Aim of the task:
Repeat the whole listing exactly as written.

Data section:
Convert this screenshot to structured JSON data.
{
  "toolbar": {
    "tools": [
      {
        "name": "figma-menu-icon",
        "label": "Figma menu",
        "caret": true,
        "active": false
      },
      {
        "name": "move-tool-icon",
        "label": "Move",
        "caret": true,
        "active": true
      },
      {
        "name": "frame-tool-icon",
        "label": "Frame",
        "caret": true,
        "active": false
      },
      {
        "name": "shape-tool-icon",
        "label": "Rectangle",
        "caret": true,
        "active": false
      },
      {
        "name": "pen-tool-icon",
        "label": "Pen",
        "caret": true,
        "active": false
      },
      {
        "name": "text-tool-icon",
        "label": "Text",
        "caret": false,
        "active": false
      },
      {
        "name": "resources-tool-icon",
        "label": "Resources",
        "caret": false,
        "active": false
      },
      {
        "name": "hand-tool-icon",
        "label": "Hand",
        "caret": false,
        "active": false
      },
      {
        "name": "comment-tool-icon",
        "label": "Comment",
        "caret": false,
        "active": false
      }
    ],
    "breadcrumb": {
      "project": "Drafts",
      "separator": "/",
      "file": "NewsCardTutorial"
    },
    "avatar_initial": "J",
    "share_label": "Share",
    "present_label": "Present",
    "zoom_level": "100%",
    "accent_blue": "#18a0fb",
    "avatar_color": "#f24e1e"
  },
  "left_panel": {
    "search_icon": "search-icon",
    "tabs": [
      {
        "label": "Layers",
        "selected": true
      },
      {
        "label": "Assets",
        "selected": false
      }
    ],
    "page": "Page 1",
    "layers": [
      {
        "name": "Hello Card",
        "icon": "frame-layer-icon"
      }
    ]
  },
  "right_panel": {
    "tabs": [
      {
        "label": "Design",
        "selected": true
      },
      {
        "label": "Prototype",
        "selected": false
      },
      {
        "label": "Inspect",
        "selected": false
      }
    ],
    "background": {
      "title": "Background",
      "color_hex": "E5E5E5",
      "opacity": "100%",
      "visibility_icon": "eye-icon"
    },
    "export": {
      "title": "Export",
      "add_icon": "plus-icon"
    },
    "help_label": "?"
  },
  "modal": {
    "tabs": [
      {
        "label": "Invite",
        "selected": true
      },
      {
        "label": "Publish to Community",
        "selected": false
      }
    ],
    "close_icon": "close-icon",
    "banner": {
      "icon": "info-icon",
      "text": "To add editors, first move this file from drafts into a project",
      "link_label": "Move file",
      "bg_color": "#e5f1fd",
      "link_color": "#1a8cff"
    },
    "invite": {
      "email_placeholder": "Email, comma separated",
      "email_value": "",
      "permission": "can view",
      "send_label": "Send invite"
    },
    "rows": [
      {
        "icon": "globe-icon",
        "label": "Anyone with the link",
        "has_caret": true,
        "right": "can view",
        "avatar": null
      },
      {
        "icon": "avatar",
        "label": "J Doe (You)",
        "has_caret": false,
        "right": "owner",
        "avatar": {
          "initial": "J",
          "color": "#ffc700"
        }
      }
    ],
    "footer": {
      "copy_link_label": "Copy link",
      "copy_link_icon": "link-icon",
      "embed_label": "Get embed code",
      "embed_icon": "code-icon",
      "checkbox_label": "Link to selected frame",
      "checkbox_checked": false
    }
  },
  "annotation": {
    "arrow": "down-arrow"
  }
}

Exercise output:
Convert this screenshot to structured JSON data.
{
  "toolbar": {
    "tools": [
      {
        "name": "figma-menu-icon",
        "label": "Figma menu",
        "caret": true,
        "active": false
      },
      {
        "name": "move-tool-icon",
        "label": "Move",
        "caret": true,
        "active": true
      },
      {
        "name": "frame-tool-icon",
        "label": "Frame",
        "caret": true,
        "active": false
      },
      {
        "name": "shape-tool-icon",
        "label": "Rectangle",
        "caret": true,
        "active": false
      },
      {
        "name": "pen-tool-icon",
        "label": "Pen",
        "caret": true,
        "active": false
      },
      {
        "name": "text-tool-icon",
        "label": "Text",
        "caret": false,
        "active": false
      },
      {
        "name": "resources-tool-icon",
        "label": "Resources",
        "caret": false,
        "active": false
      },
      {
        "name": "hand-tool-icon",
        "label": "Hand",
        "caret": false,
        "active": false
      },
      {
        "name": "comment-tool-icon",
        "label": "Comment",
        "caret": false,
        "active": false
      }
    ],
    "breadcrumb": {
      "project": "Drafts",
      "separator": "/",
      "file": "NewsCardTutorial"
    },
    "avatar_initial": "J",
    "share_label": "Share",
    "present_label": "Present",
    "zoom_level": "100%",
    "accent_blue": "#18a0fb",
    "avatar_color": "#f24e1e"
  },
  "left_panel": {
    "search_icon": "search-icon",
    "tabs": [
      {
        "label": "Layers",
        "selected": true
      },
      {
        "label": "Assets",
        "selected": false
      }
    ],
    "page": "Page 1",
    "layers": [
      {
        "name": "Hello Card",
        "icon": "frame-layer-icon"
      }
    ]
  },
  "right_panel": {
    "tabs": [
      {
        "label": "Design",
        "selected": true
      },
      {
        "label": "Prototype",
        "selected": false
      },
      {
        "label": "Inspect",
        "selected": false
      }
    ],
    "background": {
      "title": "Background",
      "color_hex": "E5E5E5",
      "opacity": "100%",
      "visibility_icon": "eye-icon"
    },
    "export": {
      "title": "Export",
      "add_icon": "plus-icon"
    },
    "help_label": "?"
  },
  "modal": {
    "tabs": [
      {
        "label": "Invite",
        "selected": true
      },
      {
        "label": "Publish to Community",
        "selected": false
      }
    ],
    "close_icon": "close-icon",
    "banner": {
      "icon": "info-icon",
      "text": "To add editors, first move this file from drafts into a project",
      "link_label": "Move file",
      "bg_color": "#e5f1fd",
      "link_color": "#1a8cff"
    },
    "invite": {
      "email_placeholder": "Email, comma separated",
      "email_value": "",
      "permission": "can view",
      "send_label": "Send invite"
    },
    "rows": [
      {
        "icon": "globe-icon",
        "label": "Anyone with the link",
        "has_caret": true,
        "right": "can view",
        "avatar": null
      },
      {
        "icon": "avatar",
        "label": "J Doe (You)",
        "has_caret": false,
        "right": "owner",
        "avatar": {
          "initial": "J",
          "color": "#ffc700"
        }
      }
    ],
    "footer": {
      "copy_link_label": "Copy link",
      "copy_link_icon": "link-icon",
      "embed_label": "Get embed code",
      "embed_icon": "code-icon",
      "checkbox_label": "Link to selected frame",
      "checkbox_checked": false
    }
  },
  "annotation": {
    "arrow": "down-arrow"
  }
}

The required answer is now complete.